(Work to be completed) Give every line from the entries that contains "Lightning".

(Input)
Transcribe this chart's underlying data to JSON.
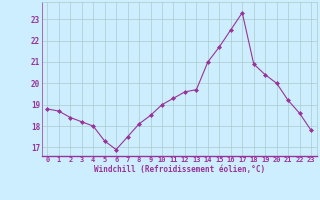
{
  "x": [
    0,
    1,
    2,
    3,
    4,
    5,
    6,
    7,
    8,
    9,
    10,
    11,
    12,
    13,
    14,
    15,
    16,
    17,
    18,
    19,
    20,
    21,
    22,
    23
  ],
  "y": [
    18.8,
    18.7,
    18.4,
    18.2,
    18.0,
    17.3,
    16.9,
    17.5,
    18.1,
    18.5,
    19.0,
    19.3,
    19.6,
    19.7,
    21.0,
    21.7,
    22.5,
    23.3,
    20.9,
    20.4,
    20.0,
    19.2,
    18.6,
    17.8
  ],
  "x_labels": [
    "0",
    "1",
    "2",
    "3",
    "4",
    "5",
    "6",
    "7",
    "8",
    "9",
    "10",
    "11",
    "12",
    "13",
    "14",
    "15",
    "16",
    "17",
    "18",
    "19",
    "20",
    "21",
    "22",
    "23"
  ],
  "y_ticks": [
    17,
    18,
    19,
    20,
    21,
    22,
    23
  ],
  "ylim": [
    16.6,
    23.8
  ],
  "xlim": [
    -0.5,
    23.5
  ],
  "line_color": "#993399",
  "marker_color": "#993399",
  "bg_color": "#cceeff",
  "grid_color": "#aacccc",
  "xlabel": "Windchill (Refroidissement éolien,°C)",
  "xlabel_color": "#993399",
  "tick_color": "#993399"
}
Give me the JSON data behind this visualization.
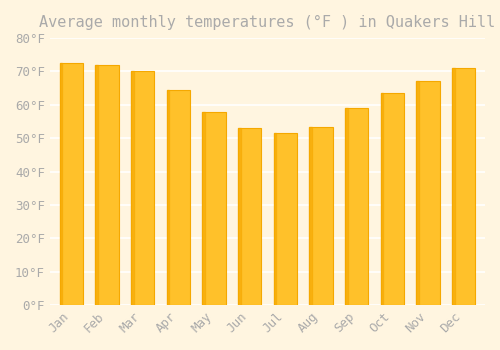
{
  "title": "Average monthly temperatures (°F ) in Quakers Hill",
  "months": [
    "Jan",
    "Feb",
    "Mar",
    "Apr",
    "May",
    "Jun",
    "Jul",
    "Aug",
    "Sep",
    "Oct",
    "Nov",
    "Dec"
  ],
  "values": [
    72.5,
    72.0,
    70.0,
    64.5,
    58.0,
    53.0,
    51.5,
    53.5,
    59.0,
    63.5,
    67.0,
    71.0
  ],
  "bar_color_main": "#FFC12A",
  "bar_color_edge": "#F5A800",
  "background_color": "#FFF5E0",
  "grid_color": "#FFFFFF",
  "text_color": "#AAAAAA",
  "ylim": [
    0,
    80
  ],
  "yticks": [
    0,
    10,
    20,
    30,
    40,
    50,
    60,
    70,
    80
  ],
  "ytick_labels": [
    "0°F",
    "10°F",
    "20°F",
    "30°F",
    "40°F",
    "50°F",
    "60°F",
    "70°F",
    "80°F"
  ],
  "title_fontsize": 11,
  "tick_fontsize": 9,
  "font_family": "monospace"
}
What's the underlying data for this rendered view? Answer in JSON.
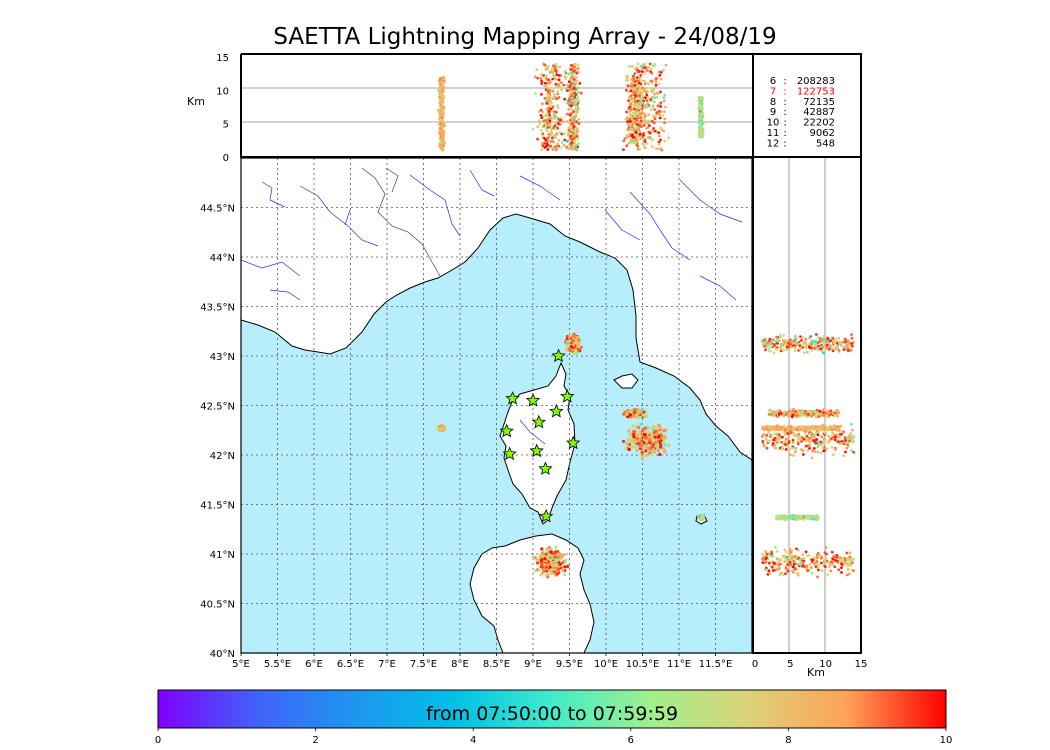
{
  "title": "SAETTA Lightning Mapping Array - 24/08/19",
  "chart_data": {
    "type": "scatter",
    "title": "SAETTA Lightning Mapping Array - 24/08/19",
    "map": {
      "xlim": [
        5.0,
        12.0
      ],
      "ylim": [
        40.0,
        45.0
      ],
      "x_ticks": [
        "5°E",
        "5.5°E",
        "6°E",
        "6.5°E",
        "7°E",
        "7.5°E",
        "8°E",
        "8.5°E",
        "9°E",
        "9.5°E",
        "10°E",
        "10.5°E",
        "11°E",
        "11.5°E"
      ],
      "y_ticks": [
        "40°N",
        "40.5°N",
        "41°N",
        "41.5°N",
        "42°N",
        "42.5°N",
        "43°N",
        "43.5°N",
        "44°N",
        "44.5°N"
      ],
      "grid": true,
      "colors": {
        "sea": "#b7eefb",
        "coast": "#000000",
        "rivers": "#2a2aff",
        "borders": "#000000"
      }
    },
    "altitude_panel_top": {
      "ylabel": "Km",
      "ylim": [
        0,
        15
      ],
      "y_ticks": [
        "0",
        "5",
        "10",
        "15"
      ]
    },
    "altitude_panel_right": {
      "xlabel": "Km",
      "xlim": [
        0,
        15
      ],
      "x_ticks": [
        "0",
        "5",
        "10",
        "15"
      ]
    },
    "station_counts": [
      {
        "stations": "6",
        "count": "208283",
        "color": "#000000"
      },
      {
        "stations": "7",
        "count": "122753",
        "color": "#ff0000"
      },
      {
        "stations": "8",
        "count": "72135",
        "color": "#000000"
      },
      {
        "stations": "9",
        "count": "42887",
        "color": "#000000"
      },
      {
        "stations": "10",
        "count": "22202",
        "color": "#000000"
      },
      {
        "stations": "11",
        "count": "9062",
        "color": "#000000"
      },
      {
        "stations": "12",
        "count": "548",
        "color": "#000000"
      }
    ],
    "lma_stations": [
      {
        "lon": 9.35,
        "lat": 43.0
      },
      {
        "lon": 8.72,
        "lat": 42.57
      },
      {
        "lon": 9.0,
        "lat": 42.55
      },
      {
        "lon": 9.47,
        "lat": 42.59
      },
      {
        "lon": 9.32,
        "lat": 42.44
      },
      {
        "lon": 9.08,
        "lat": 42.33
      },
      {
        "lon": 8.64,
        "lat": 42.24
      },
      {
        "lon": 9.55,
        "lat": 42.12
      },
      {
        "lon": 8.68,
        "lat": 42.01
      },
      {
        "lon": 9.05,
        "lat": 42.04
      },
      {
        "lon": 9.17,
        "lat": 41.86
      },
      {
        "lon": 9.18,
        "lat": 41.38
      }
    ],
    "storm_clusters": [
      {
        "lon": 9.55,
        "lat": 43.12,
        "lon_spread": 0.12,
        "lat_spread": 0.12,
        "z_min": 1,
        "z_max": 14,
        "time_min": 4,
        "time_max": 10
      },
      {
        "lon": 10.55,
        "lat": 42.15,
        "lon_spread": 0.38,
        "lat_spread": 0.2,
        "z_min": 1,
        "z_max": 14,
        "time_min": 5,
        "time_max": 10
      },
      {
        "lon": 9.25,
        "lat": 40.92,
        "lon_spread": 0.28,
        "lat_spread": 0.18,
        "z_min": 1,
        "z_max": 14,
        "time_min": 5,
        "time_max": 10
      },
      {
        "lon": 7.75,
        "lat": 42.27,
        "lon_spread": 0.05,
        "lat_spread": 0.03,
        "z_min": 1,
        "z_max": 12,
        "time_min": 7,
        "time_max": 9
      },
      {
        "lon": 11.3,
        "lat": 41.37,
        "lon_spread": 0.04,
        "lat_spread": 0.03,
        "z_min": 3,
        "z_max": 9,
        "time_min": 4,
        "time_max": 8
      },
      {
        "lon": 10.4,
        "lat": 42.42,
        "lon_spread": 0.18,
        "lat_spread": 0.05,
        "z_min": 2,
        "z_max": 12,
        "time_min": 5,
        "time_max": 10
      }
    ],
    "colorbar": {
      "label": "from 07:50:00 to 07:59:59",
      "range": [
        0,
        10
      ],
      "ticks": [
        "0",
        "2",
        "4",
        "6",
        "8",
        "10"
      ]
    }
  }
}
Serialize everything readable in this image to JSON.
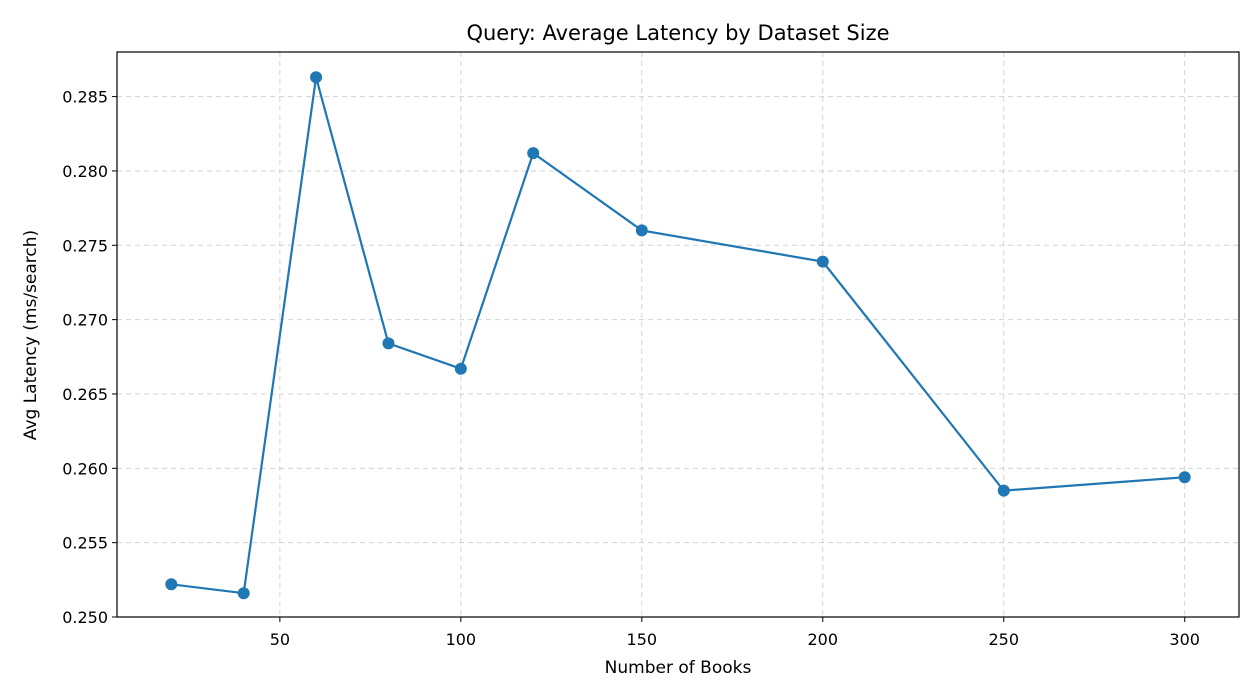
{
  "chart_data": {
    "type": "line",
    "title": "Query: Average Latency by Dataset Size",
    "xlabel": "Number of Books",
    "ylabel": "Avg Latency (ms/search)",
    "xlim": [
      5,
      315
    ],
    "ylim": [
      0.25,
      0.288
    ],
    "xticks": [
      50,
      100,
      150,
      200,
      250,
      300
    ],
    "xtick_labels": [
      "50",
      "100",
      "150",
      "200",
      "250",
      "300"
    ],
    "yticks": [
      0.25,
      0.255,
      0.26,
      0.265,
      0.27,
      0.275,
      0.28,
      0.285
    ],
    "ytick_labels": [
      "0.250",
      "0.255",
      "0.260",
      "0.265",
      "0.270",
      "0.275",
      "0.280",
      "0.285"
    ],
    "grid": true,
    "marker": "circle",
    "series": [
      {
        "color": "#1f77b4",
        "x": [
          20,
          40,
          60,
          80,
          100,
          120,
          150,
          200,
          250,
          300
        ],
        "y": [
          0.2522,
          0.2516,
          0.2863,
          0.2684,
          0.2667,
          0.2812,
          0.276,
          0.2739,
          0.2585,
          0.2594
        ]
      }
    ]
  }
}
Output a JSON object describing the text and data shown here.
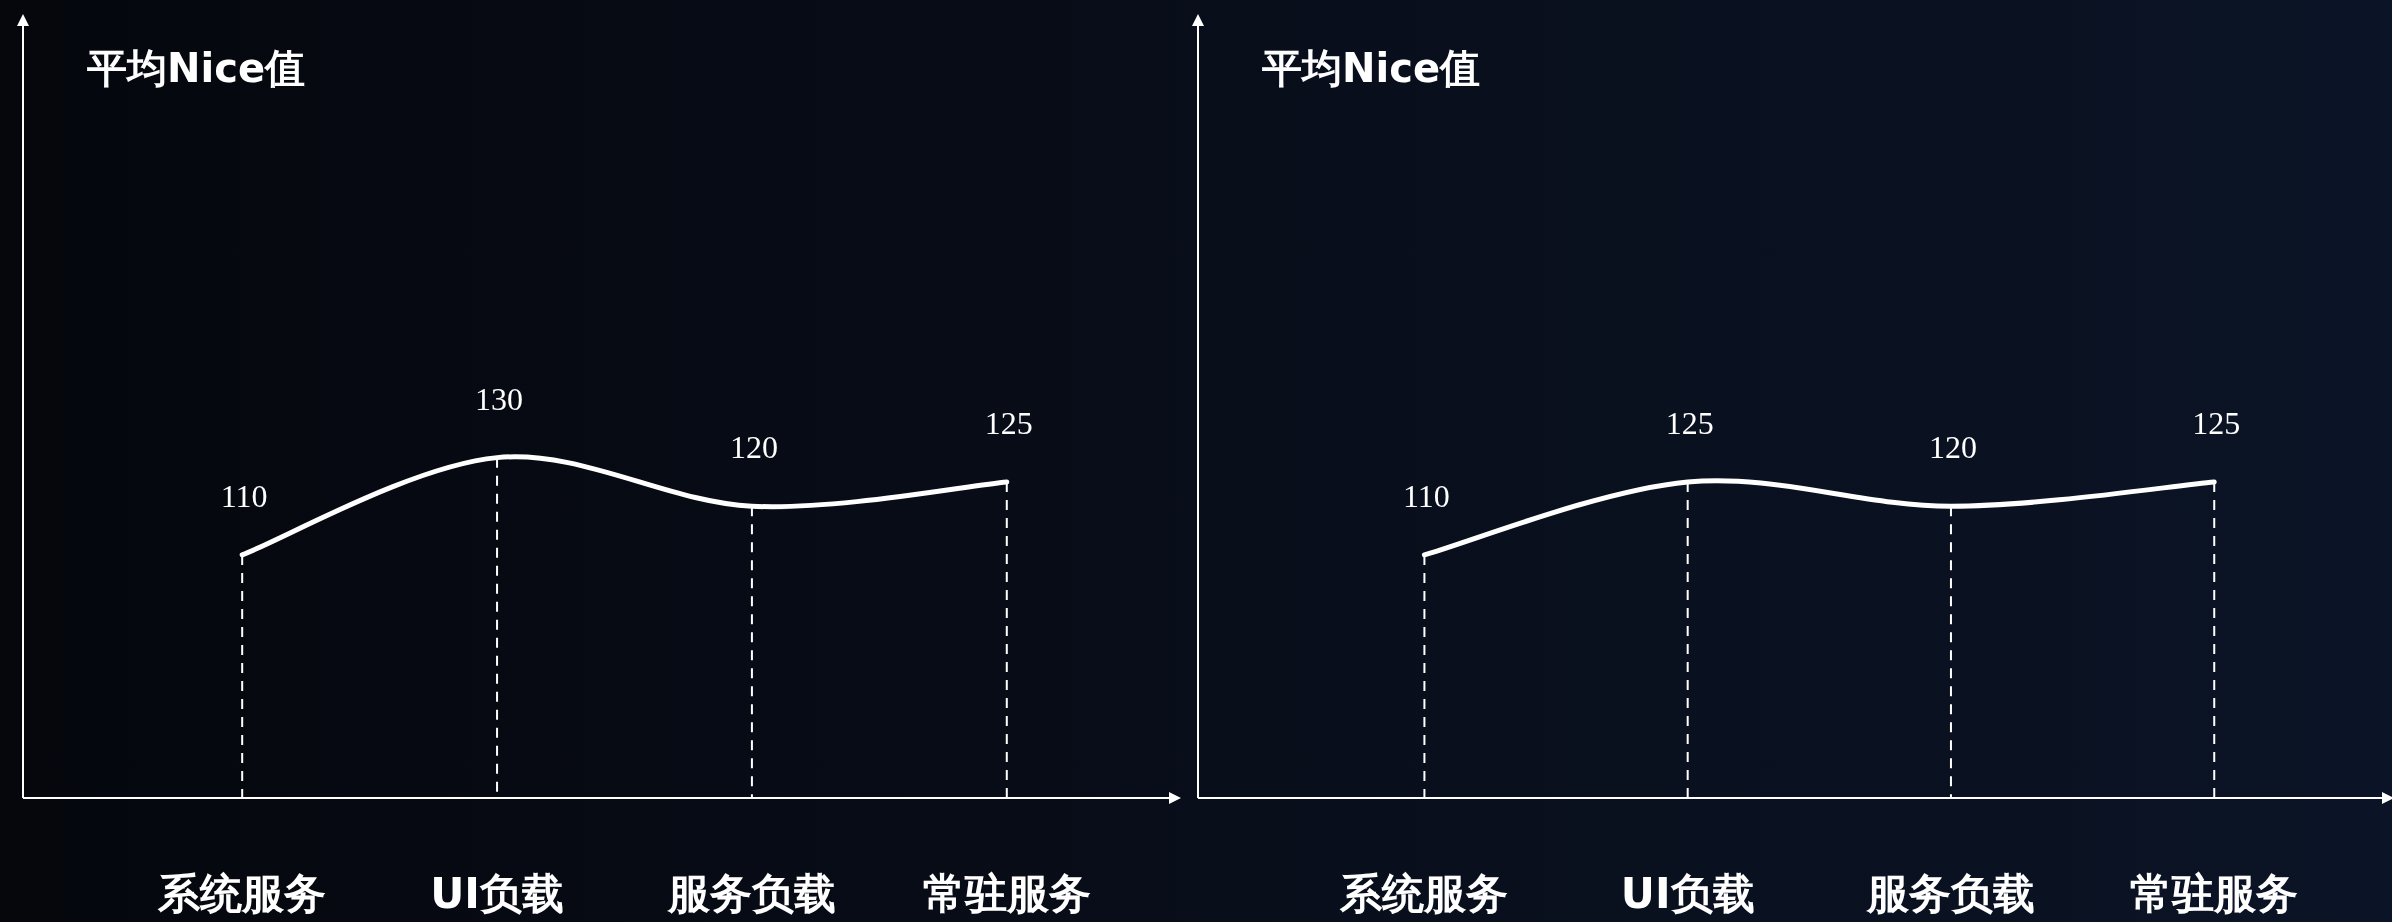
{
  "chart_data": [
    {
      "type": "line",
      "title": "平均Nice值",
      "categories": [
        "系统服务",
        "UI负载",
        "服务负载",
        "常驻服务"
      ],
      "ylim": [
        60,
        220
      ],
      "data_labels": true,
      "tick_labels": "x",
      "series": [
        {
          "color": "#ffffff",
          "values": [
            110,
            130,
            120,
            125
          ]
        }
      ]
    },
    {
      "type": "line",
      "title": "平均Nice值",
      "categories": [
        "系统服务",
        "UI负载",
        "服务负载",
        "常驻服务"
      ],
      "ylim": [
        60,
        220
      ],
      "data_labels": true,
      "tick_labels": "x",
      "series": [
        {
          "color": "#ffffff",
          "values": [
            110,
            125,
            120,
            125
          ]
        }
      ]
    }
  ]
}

(Written solution)
  "title": "SAETTA Lightning Mapping Array - 24/08/19",
    "title": "SAETTA Lightning Mapping Array - 24/08/19",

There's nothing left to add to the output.